→ **WORK TO COMPLETE**: The records that follow should be retyped word for word.

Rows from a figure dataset
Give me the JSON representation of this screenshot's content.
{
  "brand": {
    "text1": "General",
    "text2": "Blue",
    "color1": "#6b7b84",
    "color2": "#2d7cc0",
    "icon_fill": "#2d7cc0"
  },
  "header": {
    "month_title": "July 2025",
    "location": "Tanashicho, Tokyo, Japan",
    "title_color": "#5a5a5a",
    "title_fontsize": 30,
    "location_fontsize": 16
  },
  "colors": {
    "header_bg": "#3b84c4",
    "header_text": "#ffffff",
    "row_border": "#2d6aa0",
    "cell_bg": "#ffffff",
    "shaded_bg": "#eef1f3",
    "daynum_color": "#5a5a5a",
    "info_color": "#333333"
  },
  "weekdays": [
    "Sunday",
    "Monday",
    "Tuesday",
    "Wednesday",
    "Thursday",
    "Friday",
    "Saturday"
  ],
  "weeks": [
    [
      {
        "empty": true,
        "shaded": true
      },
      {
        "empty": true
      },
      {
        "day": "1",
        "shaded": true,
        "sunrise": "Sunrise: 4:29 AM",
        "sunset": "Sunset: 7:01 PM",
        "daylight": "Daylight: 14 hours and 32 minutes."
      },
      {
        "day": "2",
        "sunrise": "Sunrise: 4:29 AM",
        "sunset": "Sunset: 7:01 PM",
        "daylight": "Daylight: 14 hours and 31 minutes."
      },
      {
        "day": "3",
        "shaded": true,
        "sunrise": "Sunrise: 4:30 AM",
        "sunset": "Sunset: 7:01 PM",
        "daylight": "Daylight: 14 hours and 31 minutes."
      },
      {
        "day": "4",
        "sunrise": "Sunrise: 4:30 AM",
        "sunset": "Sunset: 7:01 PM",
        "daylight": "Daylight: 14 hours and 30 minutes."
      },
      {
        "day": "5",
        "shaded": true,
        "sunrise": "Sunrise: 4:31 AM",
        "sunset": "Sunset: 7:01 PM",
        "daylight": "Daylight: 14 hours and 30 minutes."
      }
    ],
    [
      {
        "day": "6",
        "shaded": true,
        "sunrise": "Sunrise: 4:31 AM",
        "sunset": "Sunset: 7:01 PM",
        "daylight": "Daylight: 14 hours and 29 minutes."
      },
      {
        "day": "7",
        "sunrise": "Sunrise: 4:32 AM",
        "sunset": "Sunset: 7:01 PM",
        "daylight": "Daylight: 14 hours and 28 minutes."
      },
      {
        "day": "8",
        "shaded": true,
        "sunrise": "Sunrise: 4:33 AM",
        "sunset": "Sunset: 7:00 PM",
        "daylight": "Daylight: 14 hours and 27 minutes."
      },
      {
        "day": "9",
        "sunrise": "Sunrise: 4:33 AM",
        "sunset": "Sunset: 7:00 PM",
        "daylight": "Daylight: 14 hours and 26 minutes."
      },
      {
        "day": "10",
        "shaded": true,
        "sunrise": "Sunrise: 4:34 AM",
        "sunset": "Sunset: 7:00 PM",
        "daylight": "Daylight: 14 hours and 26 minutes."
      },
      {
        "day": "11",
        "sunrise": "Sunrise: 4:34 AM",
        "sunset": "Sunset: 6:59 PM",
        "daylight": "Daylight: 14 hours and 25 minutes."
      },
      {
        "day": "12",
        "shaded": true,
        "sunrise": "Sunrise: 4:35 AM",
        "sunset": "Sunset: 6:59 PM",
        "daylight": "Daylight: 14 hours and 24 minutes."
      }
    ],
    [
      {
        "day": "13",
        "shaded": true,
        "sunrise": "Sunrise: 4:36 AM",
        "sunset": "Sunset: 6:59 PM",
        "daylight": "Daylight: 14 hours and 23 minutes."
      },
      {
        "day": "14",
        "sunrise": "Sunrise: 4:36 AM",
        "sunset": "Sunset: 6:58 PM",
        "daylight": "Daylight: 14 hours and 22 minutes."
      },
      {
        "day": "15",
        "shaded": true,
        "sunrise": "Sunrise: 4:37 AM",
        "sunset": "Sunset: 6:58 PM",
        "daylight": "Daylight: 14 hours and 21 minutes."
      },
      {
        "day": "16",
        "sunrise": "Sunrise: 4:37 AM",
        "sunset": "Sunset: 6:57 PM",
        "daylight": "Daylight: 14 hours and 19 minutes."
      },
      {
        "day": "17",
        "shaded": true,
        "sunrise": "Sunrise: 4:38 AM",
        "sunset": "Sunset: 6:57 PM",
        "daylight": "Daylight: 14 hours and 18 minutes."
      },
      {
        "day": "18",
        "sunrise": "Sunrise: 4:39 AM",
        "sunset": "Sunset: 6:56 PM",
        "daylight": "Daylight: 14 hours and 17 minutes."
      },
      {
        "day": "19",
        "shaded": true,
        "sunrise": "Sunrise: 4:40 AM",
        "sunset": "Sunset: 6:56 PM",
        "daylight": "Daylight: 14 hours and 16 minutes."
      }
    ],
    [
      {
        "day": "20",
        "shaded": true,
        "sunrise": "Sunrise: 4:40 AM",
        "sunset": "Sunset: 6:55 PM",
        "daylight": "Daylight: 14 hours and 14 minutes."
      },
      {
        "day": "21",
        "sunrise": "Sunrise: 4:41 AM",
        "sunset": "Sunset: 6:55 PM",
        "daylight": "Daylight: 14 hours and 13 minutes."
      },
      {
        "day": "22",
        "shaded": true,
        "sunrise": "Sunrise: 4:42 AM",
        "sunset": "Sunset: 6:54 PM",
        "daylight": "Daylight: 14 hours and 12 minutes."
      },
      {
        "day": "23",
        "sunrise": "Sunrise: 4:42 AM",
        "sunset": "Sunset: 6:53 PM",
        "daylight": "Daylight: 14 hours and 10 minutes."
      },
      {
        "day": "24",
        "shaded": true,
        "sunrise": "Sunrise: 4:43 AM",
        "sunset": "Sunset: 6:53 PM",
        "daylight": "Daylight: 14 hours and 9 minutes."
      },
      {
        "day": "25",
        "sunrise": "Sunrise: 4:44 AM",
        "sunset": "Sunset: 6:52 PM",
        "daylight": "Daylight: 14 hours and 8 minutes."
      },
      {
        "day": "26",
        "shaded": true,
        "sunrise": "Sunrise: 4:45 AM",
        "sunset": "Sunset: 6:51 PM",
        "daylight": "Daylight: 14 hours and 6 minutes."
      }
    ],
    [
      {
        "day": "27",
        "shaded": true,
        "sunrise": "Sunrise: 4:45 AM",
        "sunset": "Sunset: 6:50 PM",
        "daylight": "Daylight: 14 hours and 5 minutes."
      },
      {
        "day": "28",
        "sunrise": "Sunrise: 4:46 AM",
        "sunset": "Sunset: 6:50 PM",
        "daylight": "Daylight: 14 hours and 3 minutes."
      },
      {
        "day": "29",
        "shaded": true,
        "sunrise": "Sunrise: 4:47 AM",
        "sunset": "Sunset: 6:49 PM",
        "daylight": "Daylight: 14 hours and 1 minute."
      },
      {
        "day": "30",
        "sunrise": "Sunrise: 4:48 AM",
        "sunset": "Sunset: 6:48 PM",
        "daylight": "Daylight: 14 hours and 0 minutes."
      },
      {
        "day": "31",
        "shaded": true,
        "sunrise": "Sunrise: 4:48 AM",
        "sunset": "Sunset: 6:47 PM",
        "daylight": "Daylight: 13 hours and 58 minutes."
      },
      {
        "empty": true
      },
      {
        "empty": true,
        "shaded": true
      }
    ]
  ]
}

→ **ANSWER TO THE EXERCISE**:
Give me the JSON representation of this screenshot's content.
{
  "brand": {
    "text1": "General",
    "text2": "Blue",
    "color1": "#6b7b84",
    "color2": "#2d7cc0",
    "icon_fill": "#2d7cc0"
  },
  "header": {
    "month_title": "July 2025",
    "location": "Tanashicho, Tokyo, Japan",
    "title_color": "#5a5a5a",
    "title_fontsize": 30,
    "location_fontsize": 16
  },
  "colors": {
    "header_bg": "#3b84c4",
    "header_text": "#ffffff",
    "row_border": "#2d6aa0",
    "cell_bg": "#ffffff",
    "shaded_bg": "#eef1f3",
    "daynum_color": "#5a5a5a",
    "info_color": "#333333"
  },
  "weekdays": [
    "Sunday",
    "Monday",
    "Tuesday",
    "Wednesday",
    "Thursday",
    "Friday",
    "Saturday"
  ],
  "weeks": [
    [
      {
        "empty": true,
        "shaded": true
      },
      {
        "empty": true
      },
      {
        "day": "1",
        "shaded": true,
        "sunrise": "Sunrise: 4:29 AM",
        "sunset": "Sunset: 7:01 PM",
        "daylight": "Daylight: 14 hours and 32 minutes."
      },
      {
        "day": "2",
        "sunrise": "Sunrise: 4:29 AM",
        "sunset": "Sunset: 7:01 PM",
        "daylight": "Daylight: 14 hours and 31 minutes."
      },
      {
        "day": "3",
        "shaded": true,
        "sunrise": "Sunrise: 4:30 AM",
        "sunset": "Sunset: 7:01 PM",
        "daylight": "Daylight: 14 hours and 31 minutes."
      },
      {
        "day": "4",
        "sunrise": "Sunrise: 4:30 AM",
        "sunset": "Sunset: 7:01 PM",
        "daylight": "Daylight: 14 hours and 30 minutes."
      },
      {
        "day": "5",
        "shaded": true,
        "sunrise": "Sunrise: 4:31 AM",
        "sunset": "Sunset: 7:01 PM",
        "daylight": "Daylight: 14 hours and 30 minutes."
      }
    ],
    [
      {
        "day": "6",
        "shaded": true,
        "sunrise": "Sunrise: 4:31 AM",
        "sunset": "Sunset: 7:01 PM",
        "daylight": "Daylight: 14 hours and 29 minutes."
      },
      {
        "day": "7",
        "sunrise": "Sunrise: 4:32 AM",
        "sunset": "Sunset: 7:01 PM",
        "daylight": "Daylight: 14 hours and 28 minutes."
      },
      {
        "day": "8",
        "shaded": true,
        "sunrise": "Sunrise: 4:33 AM",
        "sunset": "Sunset: 7:00 PM",
        "daylight": "Daylight: 14 hours and 27 minutes."
      },
      {
        "day": "9",
        "sunrise": "Sunrise: 4:33 AM",
        "sunset": "Sunset: 7:00 PM",
        "daylight": "Daylight: 14 hours and 26 minutes."
      },
      {
        "day": "10",
        "shaded": true,
        "sunrise": "Sunrise: 4:34 AM",
        "sunset": "Sunset: 7:00 PM",
        "daylight": "Daylight: 14 hours and 26 minutes."
      },
      {
        "day": "11",
        "sunrise": "Sunrise: 4:34 AM",
        "sunset": "Sunset: 6:59 PM",
        "daylight": "Daylight: 14 hours and 25 minutes."
      },
      {
        "day": "12",
        "shaded": true,
        "sunrise": "Sunrise: 4:35 AM",
        "sunset": "Sunset: 6:59 PM",
        "daylight": "Daylight: 14 hours and 24 minutes."
      }
    ],
    [
      {
        "day": "13",
        "shaded": true,
        "sunrise": "Sunrise: 4:36 AM",
        "sunset": "Sunset: 6:59 PM",
        "daylight": "Daylight: 14 hours and 23 minutes."
      },
      {
        "day": "14",
        "sunrise": "Sunrise: 4:36 AM",
        "sunset": "Sunset: 6:58 PM",
        "daylight": "Daylight: 14 hours and 22 minutes."
      },
      {
        "day": "15",
        "shaded": true,
        "sunrise": "Sunrise: 4:37 AM",
        "sunset": "Sunset: 6:58 PM",
        "daylight": "Daylight: 14 hours and 21 minutes."
      },
      {
        "day": "16",
        "sunrise": "Sunrise: 4:37 AM",
        "sunset": "Sunset: 6:57 PM",
        "daylight": "Daylight: 14 hours and 19 minutes."
      },
      {
        "day": "17",
        "shaded": true,
        "sunrise": "Sunrise: 4:38 AM",
        "sunset": "Sunset: 6:57 PM",
        "daylight": "Daylight: 14 hours and 18 minutes."
      },
      {
        "day": "18",
        "sunrise": "Sunrise: 4:39 AM",
        "sunset": "Sunset: 6:56 PM",
        "daylight": "Daylight: 14 hours and 17 minutes."
      },
      {
        "day": "19",
        "shaded": true,
        "sunrise": "Sunrise: 4:40 AM",
        "sunset": "Sunset: 6:56 PM",
        "daylight": "Daylight: 14 hours and 16 minutes."
      }
    ],
    [
      {
        "day": "20",
        "shaded": true,
        "sunrise": "Sunrise: 4:40 AM",
        "sunset": "Sunset: 6:55 PM",
        "daylight": "Daylight: 14 hours and 14 minutes."
      },
      {
        "day": "21",
        "sunrise": "Sunrise: 4:41 AM",
        "sunset": "Sunset: 6:55 PM",
        "daylight": "Daylight: 14 hours and 13 minutes."
      },
      {
        "day": "22",
        "shaded": true,
        "sunrise": "Sunrise: 4:42 AM",
        "sunset": "Sunset: 6:54 PM",
        "daylight": "Daylight: 14 hours and 12 minutes."
      },
      {
        "day": "23",
        "sunrise": "Sunrise: 4:42 AM",
        "sunset": "Sunset: 6:53 PM",
        "daylight": "Daylight: 14 hours and 10 minutes."
      },
      {
        "day": "24",
        "shaded": true,
        "sunrise": "Sunrise: 4:43 AM",
        "sunset": "Sunset: 6:53 PM",
        "daylight": "Daylight: 14 hours and 9 minutes."
      },
      {
        "day": "25",
        "sunrise": "Sunrise: 4:44 AM",
        "sunset": "Sunset: 6:52 PM",
        "daylight": "Daylight: 14 hours and 8 minutes."
      },
      {
        "day": "26",
        "shaded": true,
        "sunrise": "Sunrise: 4:45 AM",
        "sunset": "Sunset: 6:51 PM",
        "daylight": "Daylight: 14 hours and 6 minutes."
      }
    ],
    [
      {
        "day": "27",
        "shaded": true,
        "sunrise": "Sunrise: 4:45 AM",
        "sunset": "Sunset: 6:50 PM",
        "daylight": "Daylight: 14 hours and 5 minutes."
      },
      {
        "day": "28",
        "sunrise": "Sunrise: 4:46 AM",
        "sunset": "Sunset: 6:50 PM",
        "daylight": "Daylight: 14 hours and 3 minutes."
      },
      {
        "day": "29",
        "shaded": true,
        "sunrise": "Sunrise: 4:47 AM",
        "sunset": "Sunset: 6:49 PM",
        "daylight": "Daylight: 14 hours and 1 minute."
      },
      {
        "day": "30",
        "sunrise": "Sunrise: 4:48 AM",
        "sunset": "Sunset: 6:48 PM",
        "daylight": "Daylight: 14 hours and 0 minutes."
      },
      {
        "day": "31",
        "shaded": true,
        "sunrise": "Sunrise: 4:48 AM",
        "sunset": "Sunset: 6:47 PM",
        "daylight": "Daylight: 13 hours and 58 minutes."
      },
      {
        "empty": true
      },
      {
        "empty": true,
        "shaded": true
      }
    ]
  ]
}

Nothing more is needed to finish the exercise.